*YOUR GOAL:*
Word for word, repeat the entries, minus the pictures.

*Figure dataset records:*
===
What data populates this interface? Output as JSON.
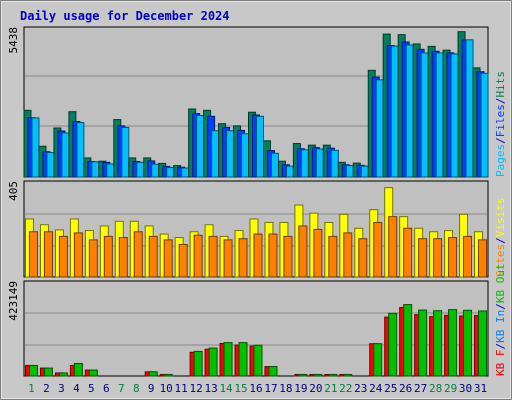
{
  "chart_data": {
    "type": "bar",
    "title": "Daily usage for December 2024",
    "categories": [
      "1",
      "2",
      "3",
      "4",
      "5",
      "6",
      "7",
      "8",
      "9",
      "10",
      "11",
      "12",
      "13",
      "14",
      "15",
      "16",
      "17",
      "18",
      "19",
      "20",
      "21",
      "22",
      "23",
      "24",
      "25",
      "26",
      "27",
      "28",
      "29",
      "30",
      "31"
    ],
    "weekend_categories": [
      "1",
      "7",
      "8",
      "14",
      "15",
      "21",
      "22",
      "28",
      "29"
    ],
    "colors": {
      "background": "#c8c8c8",
      "plot": "#c0c0c0",
      "gridline": "#888888",
      "title": "#0000cc",
      "day_normal": "#000080",
      "day_weekend": "#008040",
      "hits": "#00805c",
      "files": "#0040ff",
      "pages": "#00c0ff",
      "visits": "#ffff00",
      "sites": "#ff8000",
      "kbf": "#ff0000",
      "kbin": "#0080ff",
      "kbout": "#00c000"
    },
    "panels": [
      {
        "id": "hits-files-pages",
        "axis_label": "5438",
        "ymax": 5438,
        "side_labels": [
          {
            "text": "Pages",
            "color_key": "pages"
          },
          {
            "text": "/",
            "color_key": "title"
          },
          {
            "text": "Files",
            "color_key": "files"
          },
          {
            "text": "/",
            "color_key": "title"
          },
          {
            "text": "Hits",
            "color_key": "hits"
          }
        ],
        "series": [
          {
            "key": "hits",
            "values": [
              2450,
              1130,
              1800,
              2400,
              700,
              580,
              2110,
              700,
              700,
              500,
              420,
              2500,
              2450,
              1960,
              1880,
              2380,
              1330,
              580,
              1230,
              1170,
              1170,
              540,
              510,
              3920,
              5250,
              5230,
              4890,
              4800,
              4660,
              5340,
              4010
            ]
          },
          {
            "key": "files",
            "values": [
              2180,
              930,
              1690,
              2040,
              570,
              540,
              1880,
              570,
              590,
              390,
              360,
              2330,
              2230,
              1820,
              1710,
              2280,
              970,
              450,
              1040,
              1080,
              1060,
              450,
              430,
              3670,
              4830,
              4960,
              4690,
              4620,
              4560,
              5030,
              3870
            ]
          },
          {
            "key": "pages",
            "values": [
              2170,
              900,
              1620,
              2000,
              560,
              480,
              1820,
              540,
              470,
              350,
              330,
              2260,
              1700,
              1700,
              1590,
              2230,
              870,
              400,
              1000,
              1030,
              980,
              420,
              400,
              3570,
              4810,
              4850,
              4560,
              4560,
              4520,
              5040,
              3810
            ]
          }
        ]
      },
      {
        "id": "visits-sites",
        "axis_label": "405",
        "ymax": 405,
        "side_labels": [
          {
            "text": "Sites",
            "color_key": "sites"
          },
          {
            "text": "/",
            "color_key": "title"
          },
          {
            "text": "Visits",
            "color_key": "visits"
          }
        ],
        "series": [
          {
            "key": "visits",
            "values": [
              250,
              225,
              203,
              250,
              200,
              220,
              240,
              240,
              220,
              185,
              170,
              195,
              225,
              175,
              200,
              250,
              235,
              235,
              310,
              275,
              235,
              270,
              210,
              290,
              385,
              260,
              210,
              195,
              200,
              270,
              195
            ]
          },
          {
            "key": "sites",
            "values": [
              195,
              195,
              175,
              190,
              160,
              175,
              170,
              195,
              175,
              160,
              140,
              180,
              175,
              160,
              165,
              185,
              185,
              175,
              220,
              205,
              175,
              190,
              165,
              235,
              260,
              210,
              165,
              165,
              170,
              175,
              160
            ]
          }
        ]
      },
      {
        "id": "kb-f-in-out",
        "axis_label": "423149",
        "ymax": 423149,
        "side_labels": [
          {
            "text": "KB F",
            "color_key": "kbf"
          },
          {
            "text": "/",
            "color_key": "title"
          },
          {
            "text": "KB In",
            "color_key": "kbin"
          },
          {
            "text": "/",
            "color_key": "title"
          },
          {
            "text": "KB Out",
            "color_key": "kbout"
          }
        ],
        "series": [
          {
            "key": "kbf",
            "values": [
              48000,
              36000,
              14000,
              48000,
              27000,
              0,
              0,
              0,
              19000,
              7000,
              0,
              108000,
              122000,
              148000,
              141000,
              136000,
              43000,
              0,
              7000,
              7000,
              7000,
              7000,
              0,
              147000,
              268000,
              312000,
              279000,
              270000,
              276000,
              273000,
              275000
            ]
          },
          {
            "key": "kbout",
            "values": [
              48000,
              36000,
              14000,
              57000,
              27000,
              0,
              0,
              0,
              19000,
              7000,
              0,
              112000,
              127000,
              152000,
              152000,
              140000,
              43000,
              0,
              7000,
              7000,
              7000,
              7000,
              0,
              147000,
              285000,
              325000,
              300000,
              297000,
              302000,
              299000,
              296000
            ]
          }
        ]
      }
    ]
  }
}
===
*SOLUTION TO THIS EXERCISE:*
What data populates this interface? Output as JSON.
{
  "chart_data": {
    "type": "bar",
    "title": "Daily usage for December 2024",
    "categories": [
      "1",
      "2",
      "3",
      "4",
      "5",
      "6",
      "7",
      "8",
      "9",
      "10",
      "11",
      "12",
      "13",
      "14",
      "15",
      "16",
      "17",
      "18",
      "19",
      "20",
      "21",
      "22",
      "23",
      "24",
      "25",
      "26",
      "27",
      "28",
      "29",
      "30",
      "31"
    ],
    "weekend_categories": [
      "1",
      "7",
      "8",
      "14",
      "15",
      "21",
      "22",
      "28",
      "29"
    ],
    "colors": {
      "background": "#c8c8c8",
      "plot": "#c0c0c0",
      "gridline": "#888888",
      "title": "#0000cc",
      "day_normal": "#000080",
      "day_weekend": "#008040",
      "hits": "#00805c",
      "files": "#0040ff",
      "pages": "#00c0ff",
      "visits": "#ffff00",
      "sites": "#ff8000",
      "kbf": "#ff0000",
      "kbin": "#0080ff",
      "kbout": "#00c000"
    },
    "panels": [
      {
        "id": "hits-files-pages",
        "axis_label": "5438",
        "ymax": 5438,
        "side_labels": [
          {
            "text": "Pages",
            "color_key": "pages"
          },
          {
            "text": "/",
            "color_key": "title"
          },
          {
            "text": "Files",
            "color_key": "files"
          },
          {
            "text": "/",
            "color_key": "title"
          },
          {
            "text": "Hits",
            "color_key": "hits"
          }
        ],
        "series": [
          {
            "key": "hits",
            "values": [
              2450,
              1130,
              1800,
              2400,
              700,
              580,
              2110,
              700,
              700,
              500,
              420,
              2500,
              2450,
              1960,
              1880,
              2380,
              1330,
              580,
              1230,
              1170,
              1170,
              540,
              510,
              3920,
              5250,
              5230,
              4890,
              4800,
              4660,
              5340,
              4010
            ]
          },
          {
            "key": "files",
            "values": [
              2180,
              930,
              1690,
              2040,
              570,
              540,
              1880,
              570,
              590,
              390,
              360,
              2330,
              2230,
              1820,
              1710,
              2280,
              970,
              450,
              1040,
              1080,
              1060,
              450,
              430,
              3670,
              4830,
              4960,
              4690,
              4620,
              4560,
              5030,
              3870
            ]
          },
          {
            "key": "pages",
            "values": [
              2170,
              900,
              1620,
              2000,
              560,
              480,
              1820,
              540,
              470,
              350,
              330,
              2260,
              1700,
              1700,
              1590,
              2230,
              870,
              400,
              1000,
              1030,
              980,
              420,
              400,
              3570,
              4810,
              4850,
              4560,
              4560,
              4520,
              5040,
              3810
            ]
          }
        ]
      },
      {
        "id": "visits-sites",
        "axis_label": "405",
        "ymax": 405,
        "side_labels": [
          {
            "text": "Sites",
            "color_key": "sites"
          },
          {
            "text": "/",
            "color_key": "title"
          },
          {
            "text": "Visits",
            "color_key": "visits"
          }
        ],
        "series": [
          {
            "key": "visits",
            "values": [
              250,
              225,
              203,
              250,
              200,
              220,
              240,
              240,
              220,
              185,
              170,
              195,
              225,
              175,
              200,
              250,
              235,
              235,
              310,
              275,
              235,
              270,
              210,
              290,
              385,
              260,
              210,
              195,
              200,
              270,
              195
            ]
          },
          {
            "key": "sites",
            "values": [
              195,
              195,
              175,
              190,
              160,
              175,
              170,
              195,
              175,
              160,
              140,
              180,
              175,
              160,
              165,
              185,
              185,
              175,
              220,
              205,
              175,
              190,
              165,
              235,
              260,
              210,
              165,
              165,
              170,
              175,
              160
            ]
          }
        ]
      },
      {
        "id": "kb-f-in-out",
        "axis_label": "423149",
        "ymax": 423149,
        "side_labels": [
          {
            "text": "KB F",
            "color_key": "kbf"
          },
          {
            "text": "/",
            "color_key": "title"
          },
          {
            "text": "KB In",
            "color_key": "kbin"
          },
          {
            "text": "/",
            "color_key": "title"
          },
          {
            "text": "KB Out",
            "color_key": "kbout"
          }
        ],
        "series": [
          {
            "key": "kbf",
            "values": [
              48000,
              36000,
              14000,
              48000,
              27000,
              0,
              0,
              0,
              19000,
              7000,
              0,
              108000,
              122000,
              148000,
              141000,
              136000,
              43000,
              0,
              7000,
              7000,
              7000,
              7000,
              0,
              147000,
              268000,
              312000,
              279000,
              270000,
              276000,
              273000,
              275000
            ]
          },
          {
            "key": "kbout",
            "values": [
              48000,
              36000,
              14000,
              57000,
              27000,
              0,
              0,
              0,
              19000,
              7000,
              0,
              112000,
              127000,
              152000,
              152000,
              140000,
              43000,
              0,
              7000,
              7000,
              7000,
              7000,
              0,
              147000,
              285000,
              325000,
              300000,
              297000,
              302000,
              299000,
              296000
            ]
          }
        ]
      }
    ]
  }
}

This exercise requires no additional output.